What the task asks -> Check every line below for the word "当场作出许可决定" and copy the ones that have it.

[Data excerpts]
□ □ □ □ □
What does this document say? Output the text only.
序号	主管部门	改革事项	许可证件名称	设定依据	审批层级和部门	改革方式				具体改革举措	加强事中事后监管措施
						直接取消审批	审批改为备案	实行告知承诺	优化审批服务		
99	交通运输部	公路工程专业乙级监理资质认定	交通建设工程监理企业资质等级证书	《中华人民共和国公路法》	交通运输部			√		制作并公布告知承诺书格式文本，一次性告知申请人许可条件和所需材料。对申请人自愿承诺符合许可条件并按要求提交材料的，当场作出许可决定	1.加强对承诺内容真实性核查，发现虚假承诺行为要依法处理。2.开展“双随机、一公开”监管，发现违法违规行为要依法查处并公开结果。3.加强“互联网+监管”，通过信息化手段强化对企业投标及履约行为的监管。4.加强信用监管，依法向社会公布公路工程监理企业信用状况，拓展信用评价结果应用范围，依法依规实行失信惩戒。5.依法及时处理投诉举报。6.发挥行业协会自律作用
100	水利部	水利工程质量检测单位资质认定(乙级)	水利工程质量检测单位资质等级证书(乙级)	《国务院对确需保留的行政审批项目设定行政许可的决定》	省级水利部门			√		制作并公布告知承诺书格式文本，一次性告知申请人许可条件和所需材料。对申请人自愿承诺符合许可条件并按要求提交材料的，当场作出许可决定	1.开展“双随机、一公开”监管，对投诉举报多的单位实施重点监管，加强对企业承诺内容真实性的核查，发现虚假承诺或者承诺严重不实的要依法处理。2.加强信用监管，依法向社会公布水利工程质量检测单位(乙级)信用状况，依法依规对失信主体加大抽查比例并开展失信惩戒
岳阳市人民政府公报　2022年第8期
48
□ □ □ □ □
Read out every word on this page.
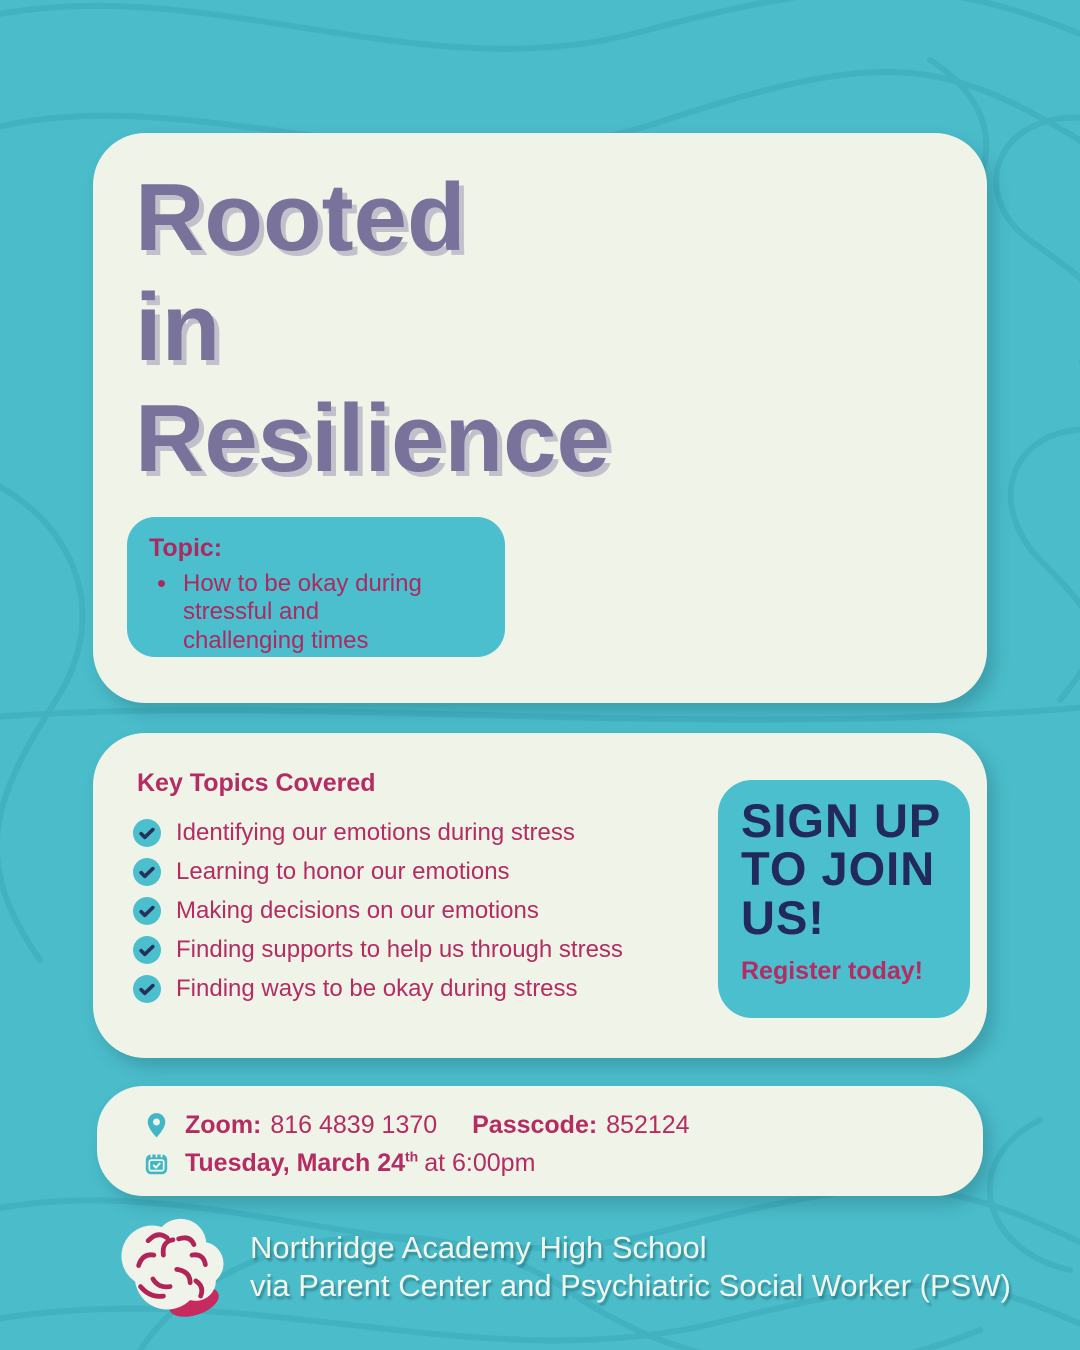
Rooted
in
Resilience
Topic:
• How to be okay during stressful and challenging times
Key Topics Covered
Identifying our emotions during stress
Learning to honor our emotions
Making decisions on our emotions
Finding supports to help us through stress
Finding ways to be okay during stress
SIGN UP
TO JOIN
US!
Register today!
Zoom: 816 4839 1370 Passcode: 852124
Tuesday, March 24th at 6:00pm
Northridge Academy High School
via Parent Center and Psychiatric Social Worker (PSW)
□ □ □ □ □
Solution to the problem ->
99	交通运输部	公路工程专业乙级监理资质认定	交通建设工程监理企业资质等级证书	《中华人民共和国公路法》	交通运输部			√		制作并公布告知承诺书格式文本，一次性告知申请人许可条件和所需材料。对申请人自愿承诺符合许可条件并按要求提交材料的，当场作出许可决定	1.加强对承诺内容真实性核查，发现虚假承诺行为要依法处理。2.开展“双随机、一公开”监管，发现违法违规行为要依法查处并公开结果。3.加强“互联网+监管”，通过信息化手段强化对企业投标及履约行为的监管。4.加强信用监管，依法向社会公布公路工程监理企业信用状况，拓展信用评价结果应用范围，依法依规实行失信惩戒。5.依法及时处理投诉举报。6.发挥行业协会自律作用
100	水利部	水利工程质量检测单位资质认定(乙级)	水利工程质量检测单位资质等级证书(乙级)	《国务院对确需保留的行政审批项目设定行政许可的决定》	省级水利部门			√		制作并公布告知承诺书格式文本，一次性告知申请人许可条件和所需材料。对申请人自愿承诺符合许可条件并按要求提交材料的，当场作出许可决定	1.开展“双随机、一公开”监管，对投诉举报多的单位实施重点监管，加强对企业承诺内容真实性的核查，发现虚假承诺或者承诺严重不实的要依法处理。2.加强信用监管，依法向社会公布水利工程质量检测单位(乙级)信用状况，依法依规对失信主体加大抽查比例并开展失信惩戒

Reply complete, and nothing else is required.